**TASK REQUIREMENTS**.
Look for "hossza" in each line of the entries, and return the matching lines.

**EXERCISE INPUTS**.
^^^^^^^^
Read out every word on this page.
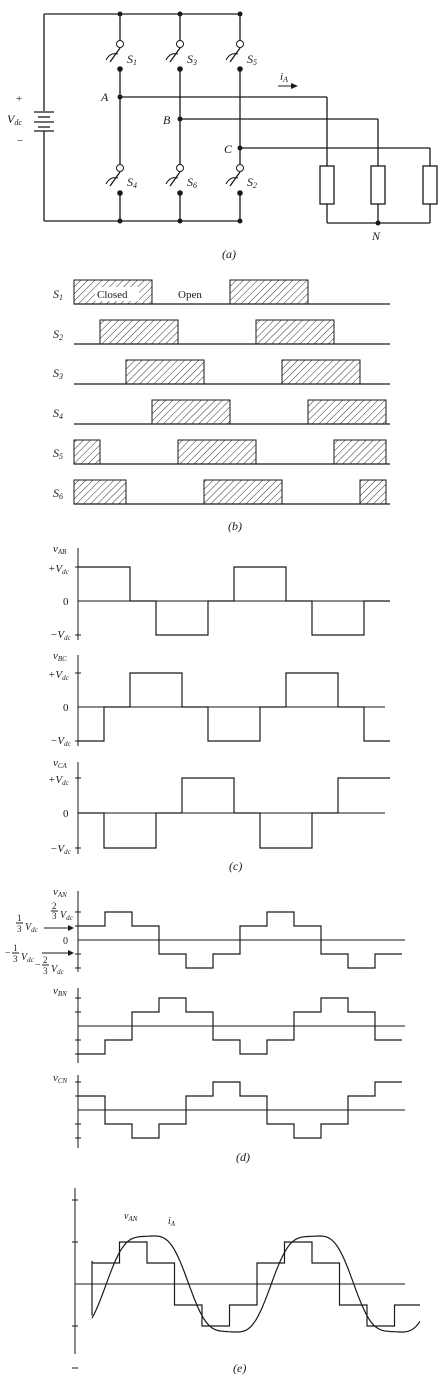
+
−
Vdc
S1	S3	S5
S4	S6	S2
A
B
C
N
iA
(a)
S1
S2
S3
S4
S5
S6
Closed	Open
(b)
vAB
+Vdc
0
−Vdc
vBC
+Vdc
0
−Vdc
vCA
+Vdc
0
−Vdc
(c)
vAN
vBN
vCN
2
3 $V_{dc}$
1
3 $V_{dc}$
0
− 1
3 $V_{dc} - 2$
3 $V_{dc}$
(d)
$v_{AN}$	$i_A$
(e)
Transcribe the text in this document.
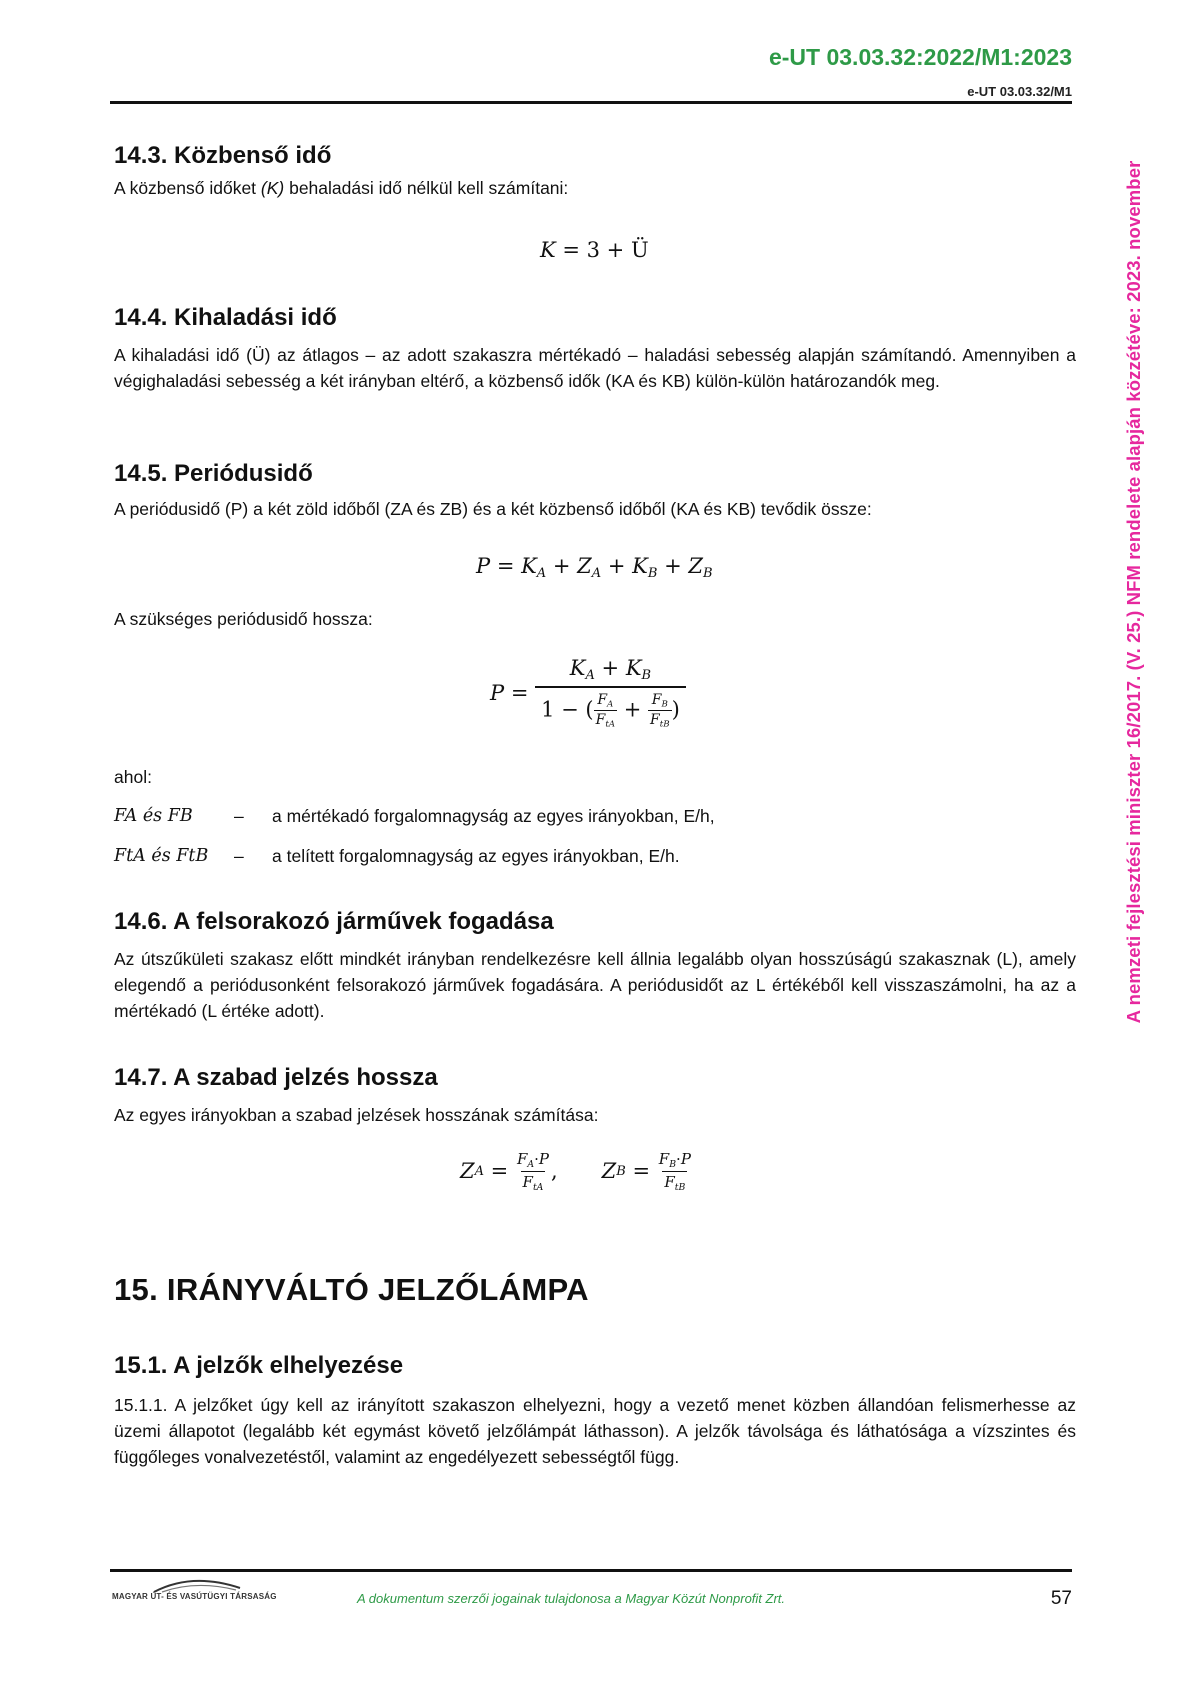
e-UT 03.03.32:2022/M1:2023
e-UT 03.03.32/M1
A nemzeti fejlesztési miniszter 16/2017. (V. 25.) NFM rendelete alapján közzétéve: 2023. november
14.3. Közbenső idő

A közbenső időket (K) behaladási idő nélkül kell számítani:

K = 3 + Ü
14.4. Kihaladási idő

A kihaladási idő (Ü) az átlagos – az adott szakaszra mértékadó – haladási sebesség alapján számítandó. Amennyiben a végighaladási sebesség a két irányban eltérő, a közbenső idők (KA és KB) külön-külön határozandók meg.

14.5. Periódusidő

A periódusidő (P) a két zöld időből (ZA és ZB) és a két közbenső időből (KA és KB) tevődik össze:

$P = K_A + Z_A + K_B + Z_B$

A szükséges periódusidő hossza:

$P = \frac{K_A + K_B}{1 - ( \frac{F_A}{F_{tA}} + \frac{F_B}{F_{tB}} )}$

ahol:

FA és FB	–	a mértékadó forgalomnagyság az egyes irányokban, E/h,
FtA és FtB	–	a telített forgalomnagyság az egyes irányokban, E/h.
14.6. A felsorakozó járművek fogadása

Az útszűkületi szakasz előtt mindkét irányban rendelkezésre kell állnia legalább olyan hosszúságú szakasznak (L), amely elegendő a periódusonként felsorakozó járművek fogadására. A periódusidőt az L értékéből kell visszaszámolni, ha az a mértékadó (L értéke adott).

14.7. A szabad jelzés hossza

Az egyes irányokban a szabad jelzések hosszának számítása:

Z $A = \frac{F_A\cdot P}{F_{tA}}$ , Z $B = \frac{F_B\cdot P}{F_{tB}}$
15. IRÁNYVÁLTÓ JELZŐLÁMPA
15.1. A jelzők elhelyezése

15.1.1. A jelzőket úgy kell az irányított szakaszon elhelyezni, hogy a vezető menet közben állandóan felismerhesse az üzemi állapotot (legalább két egymást követő jelzőlámpát láthasson). A jelzők távolsága és láthatósága a vízszintes és függőleges vonalvezetéstől, valamint az engedélyezett sebességtől függ.

MAGYAR ÚT- ÉS VASÚTÜGYI TÁRSASÁG	A dokumentum szerzői jogainak tulajdonosa a Magyar Közút Nonprofit Zrt.	57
^^^^^^^^
**TASK RESULT**.
A szükséges periódusidő hossza:
14.7. A szabad jelzés hossza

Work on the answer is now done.